[Extracted data entries]

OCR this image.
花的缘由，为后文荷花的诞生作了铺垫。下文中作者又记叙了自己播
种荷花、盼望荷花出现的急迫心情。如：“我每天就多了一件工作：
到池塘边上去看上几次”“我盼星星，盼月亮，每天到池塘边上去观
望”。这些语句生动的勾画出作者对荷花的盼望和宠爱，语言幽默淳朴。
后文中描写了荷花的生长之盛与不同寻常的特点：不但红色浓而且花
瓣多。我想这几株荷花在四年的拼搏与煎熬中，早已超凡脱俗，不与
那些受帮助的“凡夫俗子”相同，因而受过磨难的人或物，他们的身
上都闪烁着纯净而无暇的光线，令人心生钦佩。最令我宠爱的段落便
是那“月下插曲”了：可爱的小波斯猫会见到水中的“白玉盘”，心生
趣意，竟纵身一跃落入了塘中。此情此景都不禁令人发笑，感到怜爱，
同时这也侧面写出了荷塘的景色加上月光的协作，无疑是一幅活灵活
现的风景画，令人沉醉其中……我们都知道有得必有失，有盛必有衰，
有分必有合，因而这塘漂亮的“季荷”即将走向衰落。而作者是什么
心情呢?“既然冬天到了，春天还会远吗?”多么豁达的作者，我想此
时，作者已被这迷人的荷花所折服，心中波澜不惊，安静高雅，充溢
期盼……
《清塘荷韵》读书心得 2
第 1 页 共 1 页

**What needs to be done:**
Extract every entry in the listing word for word.

**Response to this task:**
OCR this image.
花的缘由，为后文荷花的诞生作了铺垫。下文中作者又记叙了自己播
种荷花、盼望荷花出现的急迫心情。如：“我每天就多了一件工作：
到池塘边上去看上几次”“我盼星星，盼月亮，每天到池塘边上去观
望”。这些语句生动的勾画出作者对荷花的盼望和宠爱，语言幽默淳朴。
后文中描写了荷花的生长之盛与不同寻常的特点：不但红色浓而且花
瓣多。我想这几株荷花在四年的拼搏与煎熬中，早已超凡脱俗，不与
那些受帮助的“凡夫俗子”相同，因而受过磨难的人或物，他们的身
上都闪烁着纯净而无暇的光线，令人心生钦佩。最令我宠爱的段落便
是那“月下插曲”了：可爱的小波斯猫会见到水中的“白玉盘”，心生
趣意，竟纵身一跃落入了塘中。此情此景都不禁令人发笑，感到怜爱，
同时这也侧面写出了荷塘的景色加上月光的协作，无疑是一幅活灵活
现的风景画，令人沉醉其中……我们都知道有得必有失，有盛必有衰，
有分必有合，因而这塘漂亮的“季荷”即将走向衰落。而作者是什么
心情呢?“既然冬天到了，春天还会远吗?”多么豁达的作者，我想此
时，作者已被这迷人的荷花所折服，心中波澜不惊，安静高雅，充溢
期盼……
《清塘荷韵》读书心得 2
第 1 页 共 1 页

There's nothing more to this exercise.